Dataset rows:
....

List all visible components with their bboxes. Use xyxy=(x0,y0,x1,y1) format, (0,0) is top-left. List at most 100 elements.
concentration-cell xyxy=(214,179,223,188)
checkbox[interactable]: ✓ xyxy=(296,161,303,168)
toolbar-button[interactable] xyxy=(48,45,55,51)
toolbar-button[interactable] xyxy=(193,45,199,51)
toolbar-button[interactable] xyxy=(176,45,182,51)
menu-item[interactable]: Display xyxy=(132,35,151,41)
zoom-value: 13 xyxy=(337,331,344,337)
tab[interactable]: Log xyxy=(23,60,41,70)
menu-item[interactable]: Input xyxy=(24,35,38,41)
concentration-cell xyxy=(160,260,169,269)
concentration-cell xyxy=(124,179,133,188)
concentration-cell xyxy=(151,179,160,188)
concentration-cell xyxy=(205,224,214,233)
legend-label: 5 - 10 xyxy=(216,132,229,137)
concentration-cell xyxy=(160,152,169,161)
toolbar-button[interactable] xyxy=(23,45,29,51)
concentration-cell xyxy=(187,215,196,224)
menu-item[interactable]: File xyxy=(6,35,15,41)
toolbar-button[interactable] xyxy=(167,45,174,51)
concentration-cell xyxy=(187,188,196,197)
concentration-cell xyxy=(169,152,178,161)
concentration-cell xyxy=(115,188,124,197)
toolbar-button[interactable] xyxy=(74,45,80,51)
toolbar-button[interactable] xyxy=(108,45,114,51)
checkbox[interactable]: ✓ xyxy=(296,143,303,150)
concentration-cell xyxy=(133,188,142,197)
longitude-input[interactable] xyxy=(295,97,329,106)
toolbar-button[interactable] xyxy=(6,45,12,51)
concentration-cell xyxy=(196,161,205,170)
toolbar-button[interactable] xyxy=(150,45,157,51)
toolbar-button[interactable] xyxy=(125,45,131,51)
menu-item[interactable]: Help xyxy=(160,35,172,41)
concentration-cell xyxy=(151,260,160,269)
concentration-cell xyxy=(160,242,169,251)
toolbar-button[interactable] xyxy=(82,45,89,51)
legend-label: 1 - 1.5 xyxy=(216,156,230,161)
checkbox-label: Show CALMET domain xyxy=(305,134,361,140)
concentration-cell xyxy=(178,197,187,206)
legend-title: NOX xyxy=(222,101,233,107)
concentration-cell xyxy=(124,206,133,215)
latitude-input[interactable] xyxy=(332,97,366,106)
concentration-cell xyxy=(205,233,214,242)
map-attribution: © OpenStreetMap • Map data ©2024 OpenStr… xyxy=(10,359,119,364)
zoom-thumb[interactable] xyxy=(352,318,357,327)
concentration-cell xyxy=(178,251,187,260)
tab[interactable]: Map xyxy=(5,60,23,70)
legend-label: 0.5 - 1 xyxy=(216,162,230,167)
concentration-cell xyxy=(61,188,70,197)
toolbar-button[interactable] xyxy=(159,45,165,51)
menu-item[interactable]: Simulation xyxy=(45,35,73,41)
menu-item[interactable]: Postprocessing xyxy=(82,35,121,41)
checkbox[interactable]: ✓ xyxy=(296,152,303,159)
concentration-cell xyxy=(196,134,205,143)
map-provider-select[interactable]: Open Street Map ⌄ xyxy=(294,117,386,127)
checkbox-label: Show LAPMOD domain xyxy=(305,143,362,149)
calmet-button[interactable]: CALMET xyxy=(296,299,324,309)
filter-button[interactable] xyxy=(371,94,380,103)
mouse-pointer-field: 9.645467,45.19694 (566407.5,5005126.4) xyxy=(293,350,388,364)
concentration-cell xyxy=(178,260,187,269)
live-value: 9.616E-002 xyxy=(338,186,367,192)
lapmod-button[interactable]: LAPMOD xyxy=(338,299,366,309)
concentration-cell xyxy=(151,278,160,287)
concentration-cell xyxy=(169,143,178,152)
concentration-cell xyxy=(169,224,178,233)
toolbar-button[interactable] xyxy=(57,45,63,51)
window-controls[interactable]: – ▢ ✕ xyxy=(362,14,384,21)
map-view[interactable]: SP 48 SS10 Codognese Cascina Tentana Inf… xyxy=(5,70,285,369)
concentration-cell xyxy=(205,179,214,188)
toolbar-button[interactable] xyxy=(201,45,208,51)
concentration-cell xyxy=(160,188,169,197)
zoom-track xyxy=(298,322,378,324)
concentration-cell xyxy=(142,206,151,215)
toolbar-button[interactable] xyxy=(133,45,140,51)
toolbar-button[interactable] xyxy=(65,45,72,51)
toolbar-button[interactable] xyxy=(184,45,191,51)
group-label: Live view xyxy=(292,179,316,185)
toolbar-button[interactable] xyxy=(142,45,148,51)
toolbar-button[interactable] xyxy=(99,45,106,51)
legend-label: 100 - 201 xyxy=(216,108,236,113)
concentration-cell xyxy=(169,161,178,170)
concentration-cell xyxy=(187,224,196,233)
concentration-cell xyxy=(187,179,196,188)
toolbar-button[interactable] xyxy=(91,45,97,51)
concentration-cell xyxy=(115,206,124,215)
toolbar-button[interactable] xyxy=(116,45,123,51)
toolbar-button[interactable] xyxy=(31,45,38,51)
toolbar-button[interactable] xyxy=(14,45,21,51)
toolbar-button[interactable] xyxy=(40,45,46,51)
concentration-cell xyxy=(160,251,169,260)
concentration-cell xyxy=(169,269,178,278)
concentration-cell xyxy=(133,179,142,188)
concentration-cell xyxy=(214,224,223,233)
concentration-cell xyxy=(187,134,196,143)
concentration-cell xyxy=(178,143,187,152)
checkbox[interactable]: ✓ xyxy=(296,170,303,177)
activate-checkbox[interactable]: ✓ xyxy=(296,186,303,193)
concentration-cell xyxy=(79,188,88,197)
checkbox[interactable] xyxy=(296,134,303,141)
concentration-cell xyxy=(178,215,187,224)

....

> _PROMPT_
Locate each line of the data above that contains the string "value", and copy those lines out.

> _RESULT OF THIS TASK_
zoom-value: 13 xyxy=(337,331,344,337)
live-value: 9.616E-002 xyxy=(338,186,367,192)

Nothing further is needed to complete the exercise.